Exercise aim:
Show all lines from the listing below that contain "page".

Data section:
>>

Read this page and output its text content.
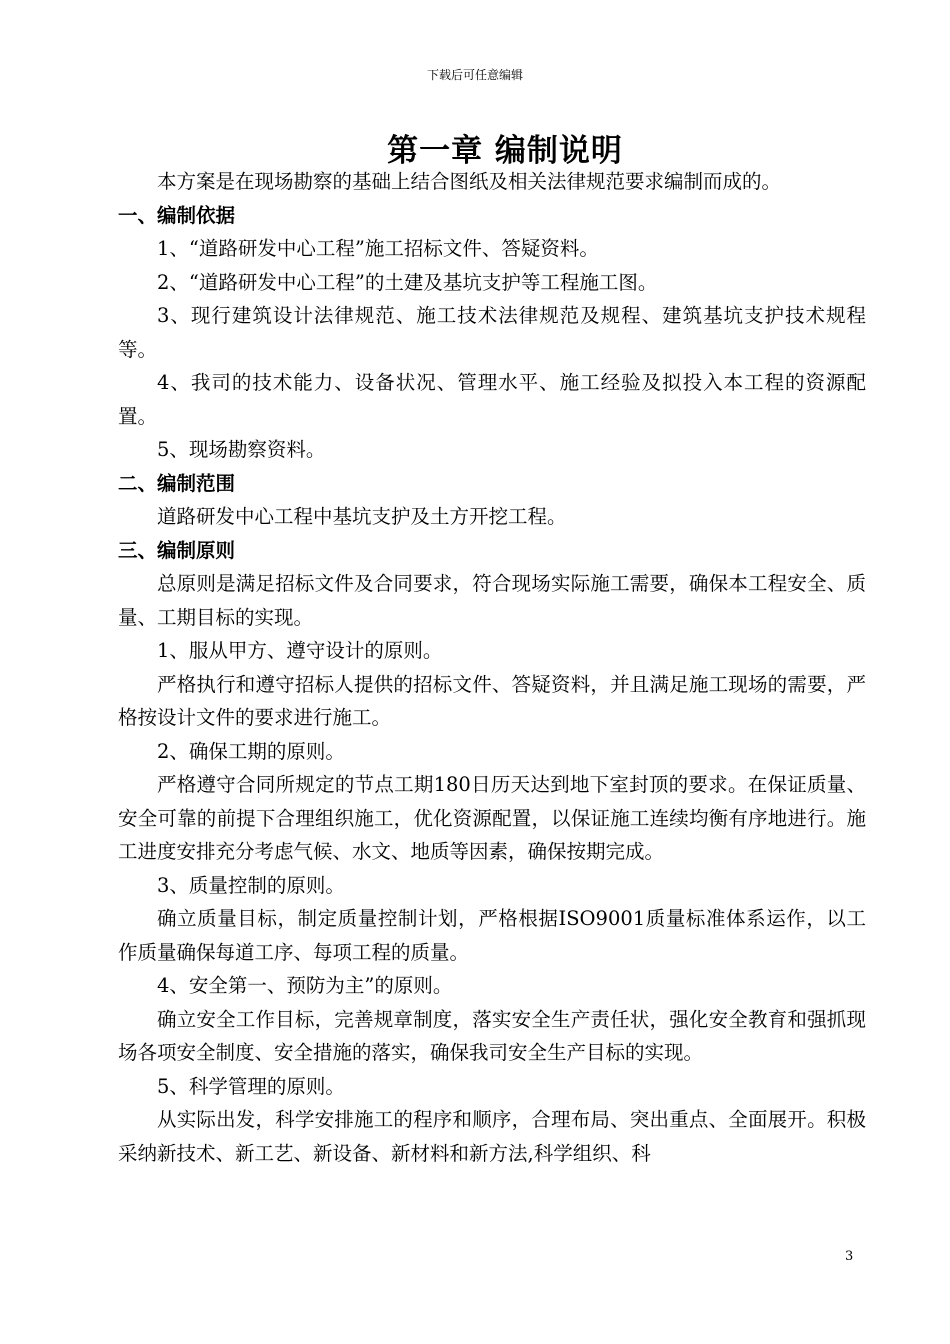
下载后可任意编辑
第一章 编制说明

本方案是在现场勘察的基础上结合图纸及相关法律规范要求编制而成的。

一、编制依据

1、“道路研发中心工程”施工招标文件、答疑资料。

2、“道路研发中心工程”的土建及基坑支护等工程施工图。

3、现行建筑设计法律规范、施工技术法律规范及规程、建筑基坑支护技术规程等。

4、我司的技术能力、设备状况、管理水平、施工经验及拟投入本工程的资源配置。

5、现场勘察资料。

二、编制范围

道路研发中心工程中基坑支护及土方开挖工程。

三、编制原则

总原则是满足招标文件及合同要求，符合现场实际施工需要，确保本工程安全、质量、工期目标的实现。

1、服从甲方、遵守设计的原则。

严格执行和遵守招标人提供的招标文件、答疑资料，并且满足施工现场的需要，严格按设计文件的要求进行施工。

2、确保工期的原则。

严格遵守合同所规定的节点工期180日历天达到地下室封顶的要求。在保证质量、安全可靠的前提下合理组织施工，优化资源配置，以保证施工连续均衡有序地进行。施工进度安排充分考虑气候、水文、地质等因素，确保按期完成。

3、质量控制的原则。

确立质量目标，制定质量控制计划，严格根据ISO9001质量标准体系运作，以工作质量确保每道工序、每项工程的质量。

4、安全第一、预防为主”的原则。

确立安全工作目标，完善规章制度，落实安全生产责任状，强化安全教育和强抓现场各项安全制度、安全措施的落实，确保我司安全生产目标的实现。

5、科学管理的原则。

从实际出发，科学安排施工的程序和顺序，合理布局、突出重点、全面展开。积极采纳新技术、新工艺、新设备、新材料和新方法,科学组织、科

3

<<
>>

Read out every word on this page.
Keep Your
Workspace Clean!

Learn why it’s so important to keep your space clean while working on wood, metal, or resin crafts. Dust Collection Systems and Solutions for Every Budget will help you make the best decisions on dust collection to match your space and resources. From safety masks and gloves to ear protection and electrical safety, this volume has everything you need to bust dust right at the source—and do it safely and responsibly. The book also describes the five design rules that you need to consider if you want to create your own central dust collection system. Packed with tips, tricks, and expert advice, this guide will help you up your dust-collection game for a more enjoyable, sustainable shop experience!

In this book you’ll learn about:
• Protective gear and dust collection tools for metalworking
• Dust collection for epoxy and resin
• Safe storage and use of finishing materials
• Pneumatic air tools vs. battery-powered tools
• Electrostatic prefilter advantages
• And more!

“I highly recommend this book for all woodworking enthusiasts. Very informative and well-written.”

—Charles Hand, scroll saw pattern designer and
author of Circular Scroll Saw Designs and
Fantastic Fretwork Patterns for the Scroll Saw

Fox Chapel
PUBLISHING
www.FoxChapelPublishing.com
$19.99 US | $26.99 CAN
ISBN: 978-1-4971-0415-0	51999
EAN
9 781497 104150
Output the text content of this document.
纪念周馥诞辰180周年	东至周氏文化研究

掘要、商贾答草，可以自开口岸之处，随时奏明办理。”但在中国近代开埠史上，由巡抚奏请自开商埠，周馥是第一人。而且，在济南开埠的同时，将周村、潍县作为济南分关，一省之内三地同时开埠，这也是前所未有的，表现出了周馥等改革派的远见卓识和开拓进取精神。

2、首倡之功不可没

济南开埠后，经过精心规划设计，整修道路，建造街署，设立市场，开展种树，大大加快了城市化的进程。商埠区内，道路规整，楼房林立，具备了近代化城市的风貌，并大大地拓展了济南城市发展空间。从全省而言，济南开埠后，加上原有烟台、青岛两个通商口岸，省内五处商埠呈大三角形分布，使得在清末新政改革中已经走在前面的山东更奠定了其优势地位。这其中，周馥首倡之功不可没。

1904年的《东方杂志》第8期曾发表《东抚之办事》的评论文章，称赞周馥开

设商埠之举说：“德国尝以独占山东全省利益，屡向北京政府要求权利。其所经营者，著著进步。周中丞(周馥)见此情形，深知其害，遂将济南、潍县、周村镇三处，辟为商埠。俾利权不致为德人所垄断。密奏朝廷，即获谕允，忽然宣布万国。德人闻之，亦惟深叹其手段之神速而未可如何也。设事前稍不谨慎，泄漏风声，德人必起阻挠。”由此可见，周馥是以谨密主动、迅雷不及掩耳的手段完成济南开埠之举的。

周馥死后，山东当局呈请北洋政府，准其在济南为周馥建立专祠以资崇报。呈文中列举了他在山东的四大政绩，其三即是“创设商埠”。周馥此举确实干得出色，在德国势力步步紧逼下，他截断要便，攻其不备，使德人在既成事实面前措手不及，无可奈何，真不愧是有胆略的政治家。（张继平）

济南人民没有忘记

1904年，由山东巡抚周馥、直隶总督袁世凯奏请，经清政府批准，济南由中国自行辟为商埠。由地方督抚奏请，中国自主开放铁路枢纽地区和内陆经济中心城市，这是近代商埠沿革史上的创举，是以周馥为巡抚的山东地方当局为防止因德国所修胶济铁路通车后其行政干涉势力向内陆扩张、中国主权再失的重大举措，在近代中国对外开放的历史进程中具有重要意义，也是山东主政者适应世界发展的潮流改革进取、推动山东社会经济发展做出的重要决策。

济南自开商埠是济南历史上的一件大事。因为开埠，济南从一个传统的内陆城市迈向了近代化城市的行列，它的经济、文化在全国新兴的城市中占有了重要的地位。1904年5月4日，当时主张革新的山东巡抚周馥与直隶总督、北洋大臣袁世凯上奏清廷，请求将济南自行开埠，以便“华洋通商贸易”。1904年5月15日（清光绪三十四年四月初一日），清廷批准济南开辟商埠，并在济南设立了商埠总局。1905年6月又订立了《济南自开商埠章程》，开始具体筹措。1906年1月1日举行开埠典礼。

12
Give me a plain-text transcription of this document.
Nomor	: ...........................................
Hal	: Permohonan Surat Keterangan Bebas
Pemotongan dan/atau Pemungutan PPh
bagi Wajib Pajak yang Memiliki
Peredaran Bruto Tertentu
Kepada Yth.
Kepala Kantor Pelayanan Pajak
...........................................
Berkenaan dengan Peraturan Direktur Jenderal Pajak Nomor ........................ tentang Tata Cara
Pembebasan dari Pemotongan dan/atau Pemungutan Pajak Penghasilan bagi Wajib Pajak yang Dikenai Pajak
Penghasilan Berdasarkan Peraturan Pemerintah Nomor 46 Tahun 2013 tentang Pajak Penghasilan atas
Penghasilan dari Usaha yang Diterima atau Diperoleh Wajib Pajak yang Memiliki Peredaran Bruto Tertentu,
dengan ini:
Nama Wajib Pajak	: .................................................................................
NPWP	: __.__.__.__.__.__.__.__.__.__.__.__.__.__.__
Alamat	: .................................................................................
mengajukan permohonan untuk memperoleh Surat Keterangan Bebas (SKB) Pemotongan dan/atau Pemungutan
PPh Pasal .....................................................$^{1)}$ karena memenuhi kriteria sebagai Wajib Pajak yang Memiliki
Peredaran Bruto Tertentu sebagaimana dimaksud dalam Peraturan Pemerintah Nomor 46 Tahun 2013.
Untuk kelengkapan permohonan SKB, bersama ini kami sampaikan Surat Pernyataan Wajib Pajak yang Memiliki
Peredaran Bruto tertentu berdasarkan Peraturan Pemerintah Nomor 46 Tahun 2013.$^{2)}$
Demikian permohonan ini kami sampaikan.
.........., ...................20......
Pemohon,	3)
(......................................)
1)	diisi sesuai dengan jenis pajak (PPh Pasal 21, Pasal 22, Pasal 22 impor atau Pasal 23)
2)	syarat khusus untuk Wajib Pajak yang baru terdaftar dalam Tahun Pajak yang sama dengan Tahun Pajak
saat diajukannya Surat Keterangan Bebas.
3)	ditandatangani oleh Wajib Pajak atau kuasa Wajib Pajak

<<

Exercise answer:
Read this page and output its text content.
Read out every word on this page.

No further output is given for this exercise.